◆ REQUIREMENT
Copy out every line in the entries below that includes "REISENAUER".

--- START OF LISTED ENTRIES ---

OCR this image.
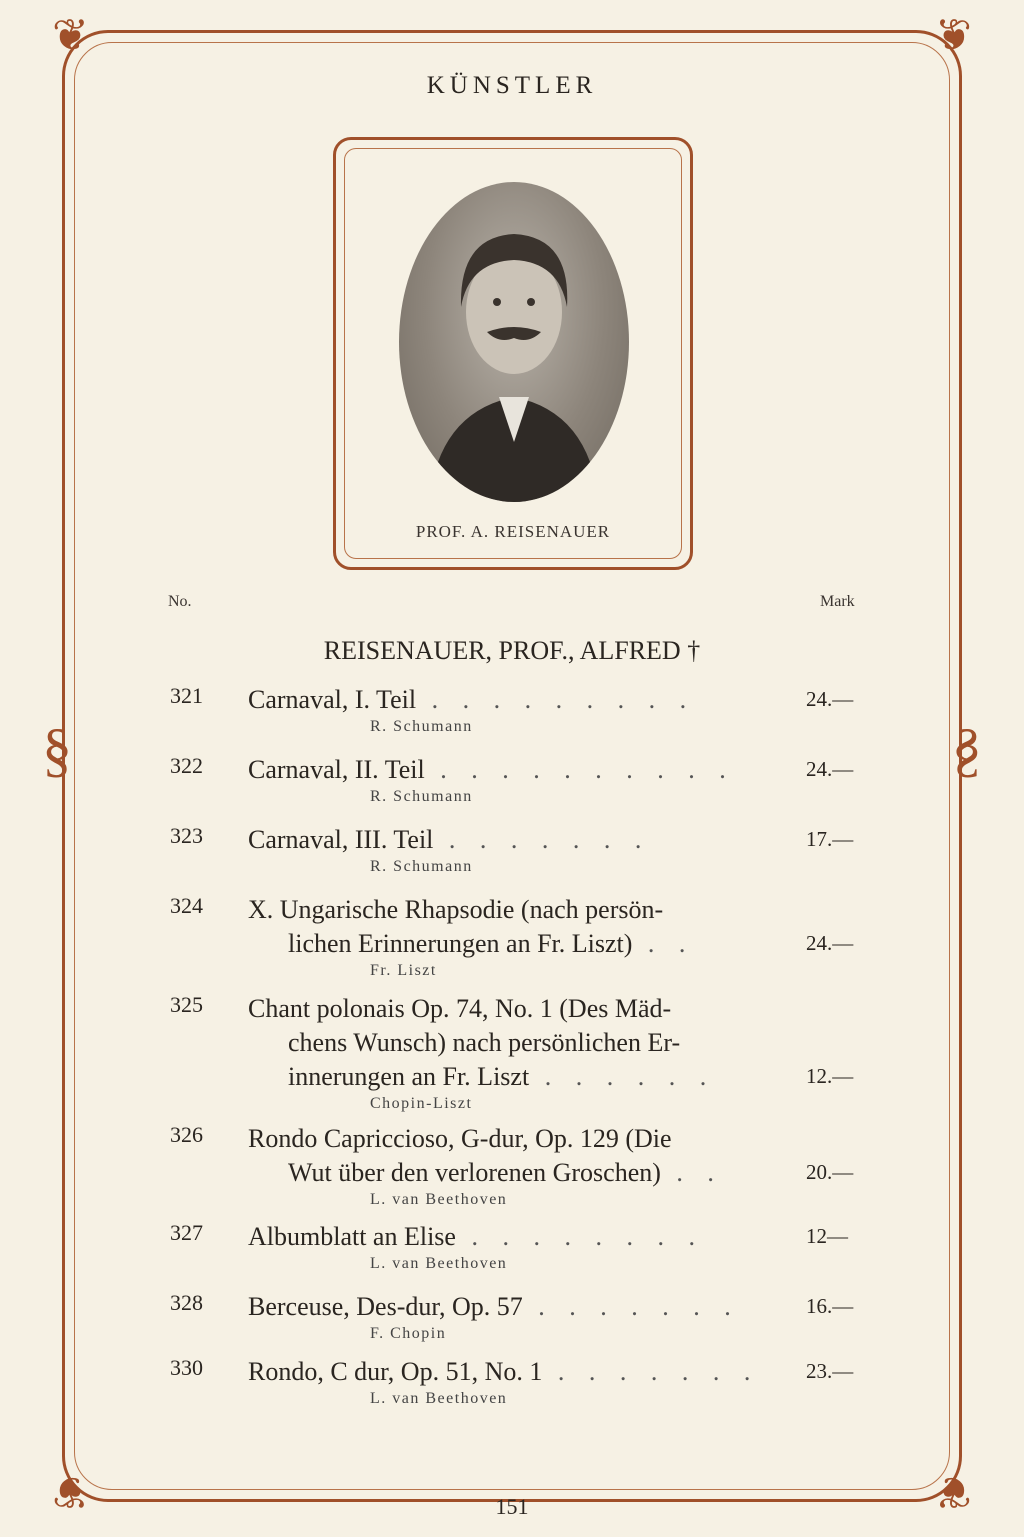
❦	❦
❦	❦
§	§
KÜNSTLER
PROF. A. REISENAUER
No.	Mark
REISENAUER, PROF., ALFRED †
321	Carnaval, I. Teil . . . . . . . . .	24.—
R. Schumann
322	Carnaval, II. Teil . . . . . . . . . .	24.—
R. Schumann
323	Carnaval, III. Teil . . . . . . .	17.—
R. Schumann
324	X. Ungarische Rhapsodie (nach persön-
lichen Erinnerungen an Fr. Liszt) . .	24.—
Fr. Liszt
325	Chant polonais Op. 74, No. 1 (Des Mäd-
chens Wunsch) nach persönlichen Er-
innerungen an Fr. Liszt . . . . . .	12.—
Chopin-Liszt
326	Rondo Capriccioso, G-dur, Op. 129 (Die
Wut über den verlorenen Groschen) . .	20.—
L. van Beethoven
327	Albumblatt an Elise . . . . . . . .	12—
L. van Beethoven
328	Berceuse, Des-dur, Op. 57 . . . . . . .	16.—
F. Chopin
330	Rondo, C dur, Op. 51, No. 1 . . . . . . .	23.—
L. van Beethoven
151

--- END OF LISTED ENTRIES ---

◆ RESULT
PROF. A. REISENAUER
REISENAUER, PROF., ALFRED †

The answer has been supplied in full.